§ Work to complete
Show all lines of the listing that contain the word "Dogs".

§ Material for this exercise

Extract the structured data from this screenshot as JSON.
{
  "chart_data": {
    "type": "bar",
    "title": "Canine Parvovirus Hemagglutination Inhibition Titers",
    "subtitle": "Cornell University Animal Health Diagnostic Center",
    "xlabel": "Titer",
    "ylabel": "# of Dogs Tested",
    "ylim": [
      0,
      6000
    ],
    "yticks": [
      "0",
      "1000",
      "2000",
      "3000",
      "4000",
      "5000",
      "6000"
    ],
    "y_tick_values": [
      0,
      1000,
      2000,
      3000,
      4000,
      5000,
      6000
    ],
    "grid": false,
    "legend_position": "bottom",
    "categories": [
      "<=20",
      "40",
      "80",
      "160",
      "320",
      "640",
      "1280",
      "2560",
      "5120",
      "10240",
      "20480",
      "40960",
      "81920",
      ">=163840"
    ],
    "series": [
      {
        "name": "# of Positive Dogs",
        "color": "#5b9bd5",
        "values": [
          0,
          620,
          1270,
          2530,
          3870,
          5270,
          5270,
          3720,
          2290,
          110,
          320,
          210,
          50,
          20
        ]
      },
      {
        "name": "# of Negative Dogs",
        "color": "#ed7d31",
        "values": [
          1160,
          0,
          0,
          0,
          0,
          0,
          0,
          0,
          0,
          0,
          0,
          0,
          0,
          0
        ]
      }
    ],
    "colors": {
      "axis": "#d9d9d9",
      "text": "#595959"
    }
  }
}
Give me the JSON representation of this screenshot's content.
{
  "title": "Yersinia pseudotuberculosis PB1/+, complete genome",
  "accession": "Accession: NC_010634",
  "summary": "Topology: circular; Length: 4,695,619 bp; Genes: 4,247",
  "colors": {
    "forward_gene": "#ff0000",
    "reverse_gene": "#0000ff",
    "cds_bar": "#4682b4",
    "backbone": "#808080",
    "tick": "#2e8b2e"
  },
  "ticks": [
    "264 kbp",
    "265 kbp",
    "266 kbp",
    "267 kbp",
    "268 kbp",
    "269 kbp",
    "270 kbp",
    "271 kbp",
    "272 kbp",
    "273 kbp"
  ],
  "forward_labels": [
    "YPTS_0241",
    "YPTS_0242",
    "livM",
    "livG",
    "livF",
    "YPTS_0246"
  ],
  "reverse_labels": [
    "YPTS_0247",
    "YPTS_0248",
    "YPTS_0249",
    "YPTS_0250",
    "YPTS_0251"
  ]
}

§ Task result
    "ylabel": "# of Dogs Tested",
        "name": "# of Positive Dogs",
        "name": "# of Negative Dogs",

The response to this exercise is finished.